**Task directions**
Turn every row below into a Markdown table with two columns, No. and Line: the row's number goes under No. and its full text under Line. Skip any blank rows.
★ ★ ★ ★ ★
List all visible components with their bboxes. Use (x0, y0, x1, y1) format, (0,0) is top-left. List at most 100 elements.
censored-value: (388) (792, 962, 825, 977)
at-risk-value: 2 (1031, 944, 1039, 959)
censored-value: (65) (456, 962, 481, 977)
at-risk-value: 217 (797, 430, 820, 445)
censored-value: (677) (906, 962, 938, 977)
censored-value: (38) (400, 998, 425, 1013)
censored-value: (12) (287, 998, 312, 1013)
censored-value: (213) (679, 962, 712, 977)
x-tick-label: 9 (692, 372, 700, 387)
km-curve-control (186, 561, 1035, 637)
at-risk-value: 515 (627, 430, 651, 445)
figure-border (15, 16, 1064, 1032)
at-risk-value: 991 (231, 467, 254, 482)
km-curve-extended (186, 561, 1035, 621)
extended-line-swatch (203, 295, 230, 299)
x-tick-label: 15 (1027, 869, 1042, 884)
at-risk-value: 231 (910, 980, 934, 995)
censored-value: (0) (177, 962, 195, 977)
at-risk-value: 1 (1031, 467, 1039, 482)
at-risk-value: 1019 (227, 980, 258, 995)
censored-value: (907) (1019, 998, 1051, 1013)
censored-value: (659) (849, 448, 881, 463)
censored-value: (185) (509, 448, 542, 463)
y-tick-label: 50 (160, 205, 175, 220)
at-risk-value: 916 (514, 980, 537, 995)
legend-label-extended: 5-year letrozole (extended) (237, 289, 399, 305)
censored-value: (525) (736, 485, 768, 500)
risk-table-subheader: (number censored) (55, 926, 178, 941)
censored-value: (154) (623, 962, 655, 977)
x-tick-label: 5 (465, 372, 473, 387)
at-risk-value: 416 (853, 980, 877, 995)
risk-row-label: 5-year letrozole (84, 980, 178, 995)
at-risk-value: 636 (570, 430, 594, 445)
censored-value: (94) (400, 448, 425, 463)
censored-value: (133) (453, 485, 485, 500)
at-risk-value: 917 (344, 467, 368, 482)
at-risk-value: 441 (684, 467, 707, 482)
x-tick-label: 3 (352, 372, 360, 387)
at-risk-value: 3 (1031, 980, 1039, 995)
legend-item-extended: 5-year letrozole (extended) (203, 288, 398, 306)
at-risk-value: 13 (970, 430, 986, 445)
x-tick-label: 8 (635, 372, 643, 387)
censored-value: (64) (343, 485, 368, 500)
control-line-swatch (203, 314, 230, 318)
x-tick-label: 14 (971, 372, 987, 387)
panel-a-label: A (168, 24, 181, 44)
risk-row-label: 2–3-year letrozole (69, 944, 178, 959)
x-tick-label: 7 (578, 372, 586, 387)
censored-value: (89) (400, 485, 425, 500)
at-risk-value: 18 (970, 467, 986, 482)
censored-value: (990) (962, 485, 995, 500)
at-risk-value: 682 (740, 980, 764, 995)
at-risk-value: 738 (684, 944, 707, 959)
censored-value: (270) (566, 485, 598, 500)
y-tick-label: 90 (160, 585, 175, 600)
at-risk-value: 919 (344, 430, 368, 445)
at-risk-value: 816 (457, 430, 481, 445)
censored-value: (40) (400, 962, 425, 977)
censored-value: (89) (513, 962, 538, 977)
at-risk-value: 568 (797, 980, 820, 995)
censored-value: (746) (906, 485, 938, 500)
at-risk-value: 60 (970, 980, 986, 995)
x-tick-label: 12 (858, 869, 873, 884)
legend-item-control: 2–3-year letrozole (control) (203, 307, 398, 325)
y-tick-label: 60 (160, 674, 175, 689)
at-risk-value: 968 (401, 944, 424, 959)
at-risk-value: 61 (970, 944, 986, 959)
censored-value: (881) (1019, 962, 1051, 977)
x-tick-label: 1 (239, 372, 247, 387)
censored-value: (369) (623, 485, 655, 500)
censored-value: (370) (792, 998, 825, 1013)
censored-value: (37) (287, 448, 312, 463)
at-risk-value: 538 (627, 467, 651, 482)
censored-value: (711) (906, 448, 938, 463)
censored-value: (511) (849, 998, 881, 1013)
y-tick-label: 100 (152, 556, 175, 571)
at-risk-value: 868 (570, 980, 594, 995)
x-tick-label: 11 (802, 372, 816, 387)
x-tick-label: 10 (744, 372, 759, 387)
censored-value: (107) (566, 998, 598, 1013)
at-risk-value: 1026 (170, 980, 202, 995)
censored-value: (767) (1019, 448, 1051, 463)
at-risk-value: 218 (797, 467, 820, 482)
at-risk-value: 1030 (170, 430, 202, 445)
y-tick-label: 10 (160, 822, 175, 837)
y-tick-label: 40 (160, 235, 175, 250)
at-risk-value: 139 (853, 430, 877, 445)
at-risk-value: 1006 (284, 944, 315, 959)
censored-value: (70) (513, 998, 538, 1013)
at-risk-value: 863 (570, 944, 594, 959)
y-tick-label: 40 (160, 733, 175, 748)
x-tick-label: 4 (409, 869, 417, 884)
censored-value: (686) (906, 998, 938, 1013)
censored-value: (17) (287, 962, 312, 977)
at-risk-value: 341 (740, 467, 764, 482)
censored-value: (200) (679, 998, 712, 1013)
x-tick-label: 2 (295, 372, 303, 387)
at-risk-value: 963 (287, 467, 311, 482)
★ ★ ★ ★ ★
**Final result**
| No. | Line |
|---|---|
| 1 | List all visible components with their bboxes. Use (x0, y0, x1, y1) format, (0,0) is top-left. List at most 100 elements. |
| 2 | censored-value: (388) (792, 962, 825, 977) |
| 3 | at-risk-value: 2 (1031, 944, 1039, 959) |
| 4 | censored-value: (65) (456, 962, 481, 977) |
| 5 | at-risk-value: 217 (797, 430, 820, 445) |
| 6 | censored-value: (677) (906, 962, 938, 977) |
| 7 | censored-value: (38) (400, 998, 425, 1013) |
| 8 | censored-value: (12) (287, 998, 312, 1013) |
| 9 | censored-value: (213) (679, 962, 712, 977) |
| 10 | x-tick-label: 9 (692, 372, 700, 387) |
| 11 | km-curve-control (186, 561, 1035, 637) |
| 12 | at-risk-value: 515 (627, 430, 651, 445) |
| 13 | figure-border (15, 16, 1064, 1032) |
| 14 | at-risk-value: 991 (231, 467, 254, 482) |
| 15 | km-curve-extended (186, 561, 1035, 621) |
| 16 | extended-line-swatch (203, 295, 230, 299) |
| 17 | x-tick-label: 15 (1027, 869, 1042, 884) |
| 18 | at-risk-value: 231 (910, 980, 934, 995) |
| 19 | censored-value: (0) (177, 962, 195, 977) |
| 20 | at-risk-value: 1 (1031, 467, 1039, 482) |
| 21 | at-risk-value: 1019 (227, 980, 258, 995) |
| 22 | censored-value: (907) (1019, 998, 1051, 1013) |
| 23 | censored-value: (659) (849, 448, 881, 463) |
| 24 | censored-value: (185) (509, 448, 542, 463) |
| 25 | y-tick-label: 50 (160, 205, 175, 220) |
| 26 | at-risk-value: 916 (514, 980, 537, 995) |
| 27 | legend-label-extended: 5-year letrozole (extended) (237, 289, 399, 305) |
| 28 | censored-value: (525) (736, 485, 768, 500) |
| 29 | risk-table-subheader: (number censored) (55, 926, 178, 941) |
| 30 | censored-value: (154) (623, 962, 655, 977) |
| 31 | x-tick-label: 5 (465, 372, 473, 387) |
| 32 | at-risk-value: 416 (853, 980, 877, 995) |
| 33 | risk-row-label: 5-year letrozole (84, 980, 178, 995) |
| 34 | at-risk-value: 636 (570, 430, 594, 445) |
| 35 | censored-value: (94) (400, 448, 425, 463) |
| 36 | censored-value: (133) (453, 485, 485, 500) |
| 37 | at-risk-value: 917 (344, 467, 368, 482) |
| 38 | at-risk-value: 441 (684, 467, 707, 482) |
| 39 | x-tick-label: 3 (352, 372, 360, 387) |
| 40 | at-risk-value: 3 (1031, 980, 1039, 995) |
| 41 | legend-item-extended: 5-year letrozole (extended) (203, 288, 398, 306) |
| 42 | at-risk-value: 13 (970, 430, 986, 445) |
| 43 | x-tick-label: 8 (635, 372, 643, 387) |
| 44 | censored-value: (64) (343, 485, 368, 500) |
| 45 | control-line-swatch (203, 314, 230, 318) |
| 46 | x-tick-label: 14 (971, 372, 987, 387) |
| 47 | panel-a-label: A (168, 24, 181, 44) |
| 48 | risk-row-label: 2–3-year letrozole (69, 944, 178, 959) |
| 49 | x-tick-label: 7 (578, 372, 586, 387) |
| 50 | censored-value: (89) (400, 485, 425, 500) |
| 51 | at-risk-value: 18 (970, 467, 986, 482) |
| 52 | censored-value: (990) (962, 485, 995, 500) |
| 53 | at-risk-value: 682 (740, 980, 764, 995) |
| 54 | at-risk-value: 738 (684, 944, 707, 959) |
| 55 | censored-value: (270) (566, 485, 598, 500) |
| 56 | y-tick-label: 90 (160, 585, 175, 600) |
| 57 | at-risk-value: 919 (344, 430, 368, 445) |
| 58 | at-risk-value: 816 (457, 430, 481, 445) |
| 59 | censored-value: (40) (400, 962, 425, 977) |
| 60 | censored-value: (89) (513, 962, 538, 977) |
| 61 | at-risk-value: 568 (797, 980, 820, 995) |
| 62 | censored-value: (746) (906, 485, 938, 500) |
| 63 | at-risk-value: 60 (970, 980, 986, 995) |
| 64 | x-tick-label: 12 (858, 869, 873, 884) |
| 65 | legend-item-control: 2–3-year letrozole (control) (203, 307, 398, 325) |
| 66 | y-tick-label: 60 (160, 674, 175, 689) |
| 67 | at-risk-value: 968 (401, 944, 424, 959) |
| 68 | at-risk-value: 61 (970, 944, 986, 959) |
| 69 | censored-value: (881) (1019, 962, 1051, 977) |
| 70 | x-tick-label: 1 (239, 372, 247, 387) |
| 71 | censored-value: (369) (623, 485, 655, 500) |
| 72 | censored-value: (370) (792, 998, 825, 1013) |
| 73 | censored-value: (37) (287, 448, 312, 463) |
| 74 | at-risk-value: 538 (627, 467, 651, 482) |
| 75 | censored-value: (711) (906, 448, 938, 463) |
| 76 | censored-value: (511) (849, 998, 881, 1013) |
| 77 | y-tick-label: 100 (152, 556, 175, 571) |
| 78 | at-risk-value: 868 (570, 980, 594, 995) |
| 79 | x-tick-label: 11 (802, 372, 816, 387) |
| 80 | x-tick-label: 10 (744, 372, 759, 387) |
| 81 | censored-value: (107) (566, 998, 598, 1013) |
| 82 | at-risk-value: 1026 (170, 980, 202, 995) |
| 83 | censored-value: (767) (1019, 448, 1051, 463) |
| 84 | at-risk-value: 218 (797, 467, 820, 482) |
| 85 | at-risk-value: 1030 (170, 430, 202, 445) |
| 86 | y-tick-label: 10 (160, 822, 175, 837) |
| 87 | y-tick-label: 40 (160, 235, 175, 250) |
| 88 | at-risk-value: 139 (853, 430, 877, 445) |
| 89 | at-risk-value: 1006 (284, 944, 315, 959) |
| 90 | censored-value: (70) (513, 998, 538, 1013) |
| 91 | at-risk-value: 863 (570, 944, 594, 959) |
| 92 | y-tick-label: 40 (160, 733, 175, 748) |
| 93 | x-tick-label: 4 (409, 869, 417, 884) |
| 94 | censored-value: (686) (906, 998, 938, 1013) |
| 95 | censored-value: (17) (287, 962, 312, 977) |
| 96 | at-risk-value: 341 (740, 467, 764, 482) |
| 97 | censored-value: (200) (679, 998, 712, 1013) |
| 98 | x-tick-label: 2 (295, 372, 303, 387) |
| 99 | at-risk-value: 963 (287, 467, 311, 482) |